* _What to work on_:
Look through the listing below and give the number of lines that hold "JSON". Say nothing more.

* _Data for processing_:
* * * * * * *

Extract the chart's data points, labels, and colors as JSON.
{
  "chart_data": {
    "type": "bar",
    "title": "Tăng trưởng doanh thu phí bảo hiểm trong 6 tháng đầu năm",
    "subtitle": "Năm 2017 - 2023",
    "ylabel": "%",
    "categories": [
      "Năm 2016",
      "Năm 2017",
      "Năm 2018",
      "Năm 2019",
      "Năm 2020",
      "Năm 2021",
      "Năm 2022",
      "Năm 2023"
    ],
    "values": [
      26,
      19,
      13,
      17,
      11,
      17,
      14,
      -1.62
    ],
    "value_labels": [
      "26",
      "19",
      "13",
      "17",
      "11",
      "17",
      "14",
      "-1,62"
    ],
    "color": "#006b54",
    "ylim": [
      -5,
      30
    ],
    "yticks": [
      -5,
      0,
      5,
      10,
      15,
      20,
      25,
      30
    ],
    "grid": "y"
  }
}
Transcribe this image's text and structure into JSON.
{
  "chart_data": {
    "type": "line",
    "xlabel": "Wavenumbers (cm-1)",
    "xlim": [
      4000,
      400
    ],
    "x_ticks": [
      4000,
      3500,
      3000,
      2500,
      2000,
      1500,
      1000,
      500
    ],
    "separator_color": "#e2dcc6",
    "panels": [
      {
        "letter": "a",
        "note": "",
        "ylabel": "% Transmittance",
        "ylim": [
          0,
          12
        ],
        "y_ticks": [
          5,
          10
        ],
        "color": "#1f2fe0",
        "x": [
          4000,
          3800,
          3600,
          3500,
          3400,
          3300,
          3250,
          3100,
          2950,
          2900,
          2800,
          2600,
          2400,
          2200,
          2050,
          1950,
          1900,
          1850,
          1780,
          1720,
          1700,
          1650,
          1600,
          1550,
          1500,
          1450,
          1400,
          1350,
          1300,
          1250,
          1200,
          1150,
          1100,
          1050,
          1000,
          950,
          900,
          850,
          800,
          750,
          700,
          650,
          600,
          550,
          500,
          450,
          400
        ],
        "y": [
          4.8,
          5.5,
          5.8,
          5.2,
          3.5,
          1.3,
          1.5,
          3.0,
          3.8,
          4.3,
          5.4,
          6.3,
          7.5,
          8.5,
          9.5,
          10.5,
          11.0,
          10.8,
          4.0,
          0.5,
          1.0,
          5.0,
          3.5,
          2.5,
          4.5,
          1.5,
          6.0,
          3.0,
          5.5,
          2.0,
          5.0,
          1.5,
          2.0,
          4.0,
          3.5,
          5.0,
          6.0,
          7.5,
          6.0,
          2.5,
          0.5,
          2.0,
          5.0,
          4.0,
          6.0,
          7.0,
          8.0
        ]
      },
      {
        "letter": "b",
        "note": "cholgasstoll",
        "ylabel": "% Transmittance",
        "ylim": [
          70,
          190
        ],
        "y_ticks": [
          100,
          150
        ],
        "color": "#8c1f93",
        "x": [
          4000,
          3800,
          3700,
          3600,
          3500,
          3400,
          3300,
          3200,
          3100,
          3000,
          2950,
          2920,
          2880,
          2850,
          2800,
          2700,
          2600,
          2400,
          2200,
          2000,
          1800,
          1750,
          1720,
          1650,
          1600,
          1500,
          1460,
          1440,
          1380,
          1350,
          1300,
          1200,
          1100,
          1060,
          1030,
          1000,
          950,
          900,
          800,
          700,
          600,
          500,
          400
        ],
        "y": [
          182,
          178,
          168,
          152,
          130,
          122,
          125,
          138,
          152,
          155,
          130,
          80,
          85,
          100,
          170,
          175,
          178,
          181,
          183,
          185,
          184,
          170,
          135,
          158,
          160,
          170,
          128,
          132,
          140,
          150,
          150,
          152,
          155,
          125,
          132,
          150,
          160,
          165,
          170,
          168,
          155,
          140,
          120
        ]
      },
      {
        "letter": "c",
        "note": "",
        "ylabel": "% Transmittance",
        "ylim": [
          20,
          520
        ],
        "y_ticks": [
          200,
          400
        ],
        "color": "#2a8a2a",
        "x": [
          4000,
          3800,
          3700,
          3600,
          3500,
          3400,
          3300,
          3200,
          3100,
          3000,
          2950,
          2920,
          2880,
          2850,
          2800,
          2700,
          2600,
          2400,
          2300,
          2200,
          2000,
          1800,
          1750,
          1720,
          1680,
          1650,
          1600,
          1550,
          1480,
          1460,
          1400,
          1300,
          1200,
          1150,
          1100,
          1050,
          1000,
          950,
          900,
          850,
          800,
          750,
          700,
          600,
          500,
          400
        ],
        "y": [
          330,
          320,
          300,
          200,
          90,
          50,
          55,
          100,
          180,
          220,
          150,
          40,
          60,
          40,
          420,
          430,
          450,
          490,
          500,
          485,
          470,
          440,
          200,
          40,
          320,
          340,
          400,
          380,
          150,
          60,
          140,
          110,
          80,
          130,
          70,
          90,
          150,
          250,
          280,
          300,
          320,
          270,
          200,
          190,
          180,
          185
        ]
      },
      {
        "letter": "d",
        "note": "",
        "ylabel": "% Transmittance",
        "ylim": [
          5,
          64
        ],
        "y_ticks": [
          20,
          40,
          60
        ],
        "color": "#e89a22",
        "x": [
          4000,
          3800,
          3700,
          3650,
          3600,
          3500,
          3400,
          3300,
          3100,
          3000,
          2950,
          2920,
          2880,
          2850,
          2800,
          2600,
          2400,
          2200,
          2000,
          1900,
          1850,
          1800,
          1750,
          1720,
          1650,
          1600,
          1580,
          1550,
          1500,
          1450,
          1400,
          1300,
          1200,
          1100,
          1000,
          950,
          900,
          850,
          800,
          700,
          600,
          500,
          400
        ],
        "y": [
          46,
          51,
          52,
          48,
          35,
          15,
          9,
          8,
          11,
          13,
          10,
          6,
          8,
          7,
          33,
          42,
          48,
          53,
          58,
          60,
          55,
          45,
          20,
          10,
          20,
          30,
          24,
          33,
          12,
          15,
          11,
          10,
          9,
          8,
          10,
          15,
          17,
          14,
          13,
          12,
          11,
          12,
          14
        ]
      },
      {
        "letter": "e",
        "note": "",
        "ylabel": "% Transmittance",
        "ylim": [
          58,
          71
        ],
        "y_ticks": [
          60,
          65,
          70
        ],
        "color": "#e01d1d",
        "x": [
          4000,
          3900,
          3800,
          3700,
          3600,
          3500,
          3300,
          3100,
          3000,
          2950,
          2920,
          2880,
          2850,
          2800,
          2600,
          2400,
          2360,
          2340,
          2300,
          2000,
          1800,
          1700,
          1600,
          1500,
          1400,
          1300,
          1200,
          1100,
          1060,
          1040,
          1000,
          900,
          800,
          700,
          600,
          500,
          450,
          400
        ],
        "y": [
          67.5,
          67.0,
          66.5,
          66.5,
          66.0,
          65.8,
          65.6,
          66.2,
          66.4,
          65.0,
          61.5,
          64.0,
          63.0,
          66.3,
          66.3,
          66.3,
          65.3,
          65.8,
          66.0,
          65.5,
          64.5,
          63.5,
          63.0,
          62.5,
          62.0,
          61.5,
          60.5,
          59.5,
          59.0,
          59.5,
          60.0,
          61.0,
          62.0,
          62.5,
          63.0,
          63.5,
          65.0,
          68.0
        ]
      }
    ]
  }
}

* * * * * * *

* _Exercise solution_:
2